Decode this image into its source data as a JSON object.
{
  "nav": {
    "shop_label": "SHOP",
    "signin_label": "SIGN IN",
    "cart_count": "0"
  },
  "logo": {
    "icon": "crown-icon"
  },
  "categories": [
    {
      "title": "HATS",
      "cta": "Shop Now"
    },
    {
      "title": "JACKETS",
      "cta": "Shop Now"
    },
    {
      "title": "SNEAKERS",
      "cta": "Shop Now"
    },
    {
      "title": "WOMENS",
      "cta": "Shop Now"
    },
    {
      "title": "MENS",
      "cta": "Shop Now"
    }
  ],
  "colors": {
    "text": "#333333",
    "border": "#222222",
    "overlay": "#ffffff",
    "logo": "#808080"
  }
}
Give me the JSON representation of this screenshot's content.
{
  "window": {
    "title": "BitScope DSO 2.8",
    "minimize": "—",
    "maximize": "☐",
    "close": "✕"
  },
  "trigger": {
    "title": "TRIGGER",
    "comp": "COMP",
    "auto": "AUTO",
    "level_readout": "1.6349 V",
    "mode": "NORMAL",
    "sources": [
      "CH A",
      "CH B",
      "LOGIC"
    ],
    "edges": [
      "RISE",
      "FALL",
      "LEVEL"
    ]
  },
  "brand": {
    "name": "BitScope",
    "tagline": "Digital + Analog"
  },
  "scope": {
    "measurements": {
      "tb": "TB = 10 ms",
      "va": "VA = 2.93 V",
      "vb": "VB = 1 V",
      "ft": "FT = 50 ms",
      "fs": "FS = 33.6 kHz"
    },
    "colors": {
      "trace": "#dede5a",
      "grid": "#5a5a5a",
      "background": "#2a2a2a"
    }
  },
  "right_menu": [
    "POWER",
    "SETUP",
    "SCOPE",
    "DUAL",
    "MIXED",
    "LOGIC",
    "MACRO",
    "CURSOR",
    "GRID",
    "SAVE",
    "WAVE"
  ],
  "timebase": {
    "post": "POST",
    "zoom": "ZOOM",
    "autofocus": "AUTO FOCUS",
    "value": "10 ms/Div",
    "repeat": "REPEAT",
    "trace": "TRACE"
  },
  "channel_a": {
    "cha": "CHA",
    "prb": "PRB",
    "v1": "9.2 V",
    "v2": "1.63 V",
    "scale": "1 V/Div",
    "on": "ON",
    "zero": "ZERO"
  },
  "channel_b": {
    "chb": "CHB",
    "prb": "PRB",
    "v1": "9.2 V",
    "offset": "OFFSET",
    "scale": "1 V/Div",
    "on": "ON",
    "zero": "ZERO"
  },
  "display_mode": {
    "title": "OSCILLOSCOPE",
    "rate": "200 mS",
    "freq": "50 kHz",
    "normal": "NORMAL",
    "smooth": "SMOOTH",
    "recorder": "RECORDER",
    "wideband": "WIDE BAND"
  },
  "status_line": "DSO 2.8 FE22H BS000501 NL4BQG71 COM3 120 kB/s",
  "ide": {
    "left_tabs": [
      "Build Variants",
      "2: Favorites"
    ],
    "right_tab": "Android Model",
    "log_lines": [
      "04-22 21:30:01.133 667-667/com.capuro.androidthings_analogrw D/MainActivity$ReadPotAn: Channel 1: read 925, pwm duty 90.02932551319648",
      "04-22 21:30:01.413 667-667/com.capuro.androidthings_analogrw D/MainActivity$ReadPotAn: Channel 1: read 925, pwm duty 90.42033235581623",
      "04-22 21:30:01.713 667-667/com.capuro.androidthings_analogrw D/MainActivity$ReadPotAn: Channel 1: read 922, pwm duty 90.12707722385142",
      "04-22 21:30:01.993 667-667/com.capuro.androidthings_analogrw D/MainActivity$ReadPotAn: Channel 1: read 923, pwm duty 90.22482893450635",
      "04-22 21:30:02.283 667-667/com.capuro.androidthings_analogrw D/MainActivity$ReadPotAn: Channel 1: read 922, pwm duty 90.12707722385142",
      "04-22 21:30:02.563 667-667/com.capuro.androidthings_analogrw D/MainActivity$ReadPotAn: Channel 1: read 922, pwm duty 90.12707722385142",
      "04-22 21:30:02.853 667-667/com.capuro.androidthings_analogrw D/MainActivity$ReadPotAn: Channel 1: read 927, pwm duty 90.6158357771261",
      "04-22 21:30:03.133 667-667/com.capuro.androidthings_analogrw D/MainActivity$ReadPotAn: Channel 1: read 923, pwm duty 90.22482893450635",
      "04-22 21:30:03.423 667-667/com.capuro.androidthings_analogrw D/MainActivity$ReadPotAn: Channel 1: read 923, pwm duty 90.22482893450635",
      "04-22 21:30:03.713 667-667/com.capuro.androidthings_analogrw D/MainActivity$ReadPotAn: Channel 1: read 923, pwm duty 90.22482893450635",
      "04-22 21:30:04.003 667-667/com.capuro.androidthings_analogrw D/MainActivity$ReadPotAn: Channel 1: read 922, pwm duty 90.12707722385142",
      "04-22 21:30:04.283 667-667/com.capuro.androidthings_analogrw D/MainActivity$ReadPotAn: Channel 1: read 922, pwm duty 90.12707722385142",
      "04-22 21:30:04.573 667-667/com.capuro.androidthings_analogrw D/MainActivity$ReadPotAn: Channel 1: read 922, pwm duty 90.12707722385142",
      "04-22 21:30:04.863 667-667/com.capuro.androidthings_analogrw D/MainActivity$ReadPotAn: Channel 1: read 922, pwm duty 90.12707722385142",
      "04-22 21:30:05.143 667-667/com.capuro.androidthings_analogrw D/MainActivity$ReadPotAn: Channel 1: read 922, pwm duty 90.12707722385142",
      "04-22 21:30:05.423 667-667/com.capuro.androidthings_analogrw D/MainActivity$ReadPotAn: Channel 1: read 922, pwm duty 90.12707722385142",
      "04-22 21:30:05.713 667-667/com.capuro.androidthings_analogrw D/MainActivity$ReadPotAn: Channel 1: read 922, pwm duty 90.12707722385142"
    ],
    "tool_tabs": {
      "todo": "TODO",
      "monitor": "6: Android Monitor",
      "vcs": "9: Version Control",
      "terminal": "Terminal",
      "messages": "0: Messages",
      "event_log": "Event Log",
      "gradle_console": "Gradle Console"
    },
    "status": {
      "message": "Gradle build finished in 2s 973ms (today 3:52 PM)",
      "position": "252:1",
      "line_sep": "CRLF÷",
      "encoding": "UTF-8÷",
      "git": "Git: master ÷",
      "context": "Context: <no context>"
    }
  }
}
___
Reproduce the material in full, with no word added or dropped.

_Complete output_
Decode this image into its source data as a JSON object.
{
  "nav": {
    "shop_label": "SHOP",
    "signin_label": "SIGN IN",
    "cart_count": "0"
  },
  "logo": {
    "icon": "crown-icon"
  },
  "categories": [
    {
      "title": "HATS",
      "cta": "Shop Now"
    },
    {
      "title": "JACKETS",
      "cta": "Shop Now"
    },
    {
      "title": "SNEAKERS",
      "cta": "Shop Now"
    },
    {
      "title": "WOMENS",
      "cta": "Shop Now"
    },
    {
      "title": "MENS",
      "cta": "Shop Now"
    }
  ],
  "colors": {
    "text": "#333333",
    "border": "#222222",
    "overlay": "#ffffff",
    "logo": "#808080"
  }
}
Give me the JSON representation of this screenshot's content.
{
  "window": {
    "title": "BitScope DSO 2.8",
    "minimize": "—",
    "maximize": "☐",
    "close": "✕"
  },
  "trigger": {
    "title": "TRIGGER",
    "comp": "COMP",
    "auto": "AUTO",
    "level_readout": "1.6349 V",
    "mode": "NORMAL",
    "sources": [
      "CH A",
      "CH B",
      "LOGIC"
    ],
    "edges": [
      "RISE",
      "FALL",
      "LEVEL"
    ]
  },
  "brand": {
    "name": "BitScope",
    "tagline": "Digital + Analog"
  },
  "scope": {
    "measurements": {
      "tb": "TB = 10 ms",
      "va": "VA = 2.93 V",
      "vb": "VB = 1 V",
      "ft": "FT = 50 ms",
      "fs": "FS = 33.6 kHz"
    },
    "colors": {
      "trace": "#dede5a",
      "grid": "#5a5a5a",
      "background": "#2a2a2a"
    }
  },
  "right_menu": [
    "POWER",
    "SETUP",
    "SCOPE",
    "DUAL",
    "MIXED",
    "LOGIC",
    "MACRO",
    "CURSOR",
    "GRID",
    "SAVE",
    "WAVE"
  ],
  "timebase": {
    "post": "POST",
    "zoom": "ZOOM",
    "autofocus": "AUTO FOCUS",
    "value": "10 ms/Div",
    "repeat": "REPEAT",
    "trace": "TRACE"
  },
  "channel_a": {
    "cha": "CHA",
    "prb": "PRB",
    "v1": "9.2 V",
    "v2": "1.63 V",
    "scale": "1 V/Div",
    "on": "ON",
    "zero": "ZERO"
  },
  "channel_b": {
    "chb": "CHB",
    "prb": "PRB",
    "v1": "9.2 V",
    "offset": "OFFSET",
    "scale": "1 V/Div",
    "on": "ON",
    "zero": "ZERO"
  },
  "display_mode": {
    "title": "OSCILLOSCOPE",
    "rate": "200 mS",
    "freq": "50 kHz",
    "normal": "NORMAL",
    "smooth": "SMOOTH",
    "recorder": "RECORDER",
    "wideband": "WIDE BAND"
  },
  "status_line": "DSO 2.8 FE22H BS000501 NL4BQG71 COM3 120 kB/s",
  "ide": {
    "left_tabs": [
      "Build Variants",
      "2: Favorites"
    ],
    "right_tab": "Android Model",
    "log_lines": [
      "04-22 21:30:01.133 667-667/com.capuro.androidthings_analogrw D/MainActivity$ReadPotAn: Channel 1: read 925, pwm duty 90.02932551319648",
      "04-22 21:30:01.413 667-667/com.capuro.androidthings_analogrw D/MainActivity$ReadPotAn: Channel 1: read 925, pwm duty 90.42033235581623",
      "04-22 21:30:01.713 667-667/com.capuro.androidthings_analogrw D/MainActivity$ReadPotAn: Channel 1: read 922, pwm duty 90.12707722385142",
      "04-22 21:30:01.993 667-667/com.capuro.androidthings_analogrw D/MainActivity$ReadPotAn: Channel 1: read 923, pwm duty 90.22482893450635",
      "04-22 21:30:02.283 667-667/com.capuro.androidthings_analogrw D/MainActivity$ReadPotAn: Channel 1: read 922, pwm duty 90.12707722385142",
      "04-22 21:30:02.563 667-667/com.capuro.androidthings_analogrw D/MainActivity$ReadPotAn: Channel 1: read 922, pwm duty 90.12707722385142",
      "04-22 21:30:02.853 667-667/com.capuro.androidthings_analogrw D/MainActivity$ReadPotAn: Channel 1: read 927, pwm duty 90.6158357771261",
      "04-22 21:30:03.133 667-667/com.capuro.androidthings_analogrw D/MainActivity$ReadPotAn: Channel 1: read 923, pwm duty 90.22482893450635",
      "04-22 21:30:03.423 667-667/com.capuro.androidthings_analogrw D/MainActivity$ReadPotAn: Channel 1: read 923, pwm duty 90.22482893450635",
      "04-22 21:30:03.713 667-667/com.capuro.androidthings_analogrw D/MainActivity$ReadPotAn: Channel 1: read 923, pwm duty 90.22482893450635",
      "04-22 21:30:04.003 667-667/com.capuro.androidthings_analogrw D/MainActivity$ReadPotAn: Channel 1: read 922, pwm duty 90.12707722385142",
      "04-22 21:30:04.283 667-667/com.capuro.androidthings_analogrw D/MainActivity$ReadPotAn: Channel 1: read 922, pwm duty 90.12707722385142",
      "04-22 21:30:04.573 667-667/com.capuro.androidthings_analogrw D/MainActivity$ReadPotAn: Channel 1: read 922, pwm duty 90.12707722385142",
      "04-22 21:30:04.863 667-667/com.capuro.androidthings_analogrw D/MainActivity$ReadPotAn: Channel 1: read 922, pwm duty 90.12707722385142",
      "04-22 21:30:05.143 667-667/com.capuro.androidthings_analogrw D/MainActivity$ReadPotAn: Channel 1: read 922, pwm duty 90.12707722385142",
      "04-22 21:30:05.423 667-667/com.capuro.androidthings_analogrw D/MainActivity$ReadPotAn: Channel 1: read 922, pwm duty 90.12707722385142",
      "04-22 21:30:05.713 667-667/com.capuro.androidthings_analogrw D/MainActivity$ReadPotAn: Channel 1: read 922, pwm duty 90.12707722385142"
    ],
    "tool_tabs": {
      "todo": "TODO",
      "monitor": "6: Android Monitor",
      "vcs": "9: Version Control",
      "terminal": "Terminal",
      "messages": "0: Messages",
      "event_log": "Event Log",
      "gradle_console": "Gradle Console"
    },
    "status": {
      "message": "Gradle build finished in 2s 973ms (today 3:52 PM)",
      "position": "252:1",
      "line_sep": "CRLF÷",
      "encoding": "UTF-8÷",
      "git": "Git: master ÷",
      "context": "Context: <no context>"
    }
  }
}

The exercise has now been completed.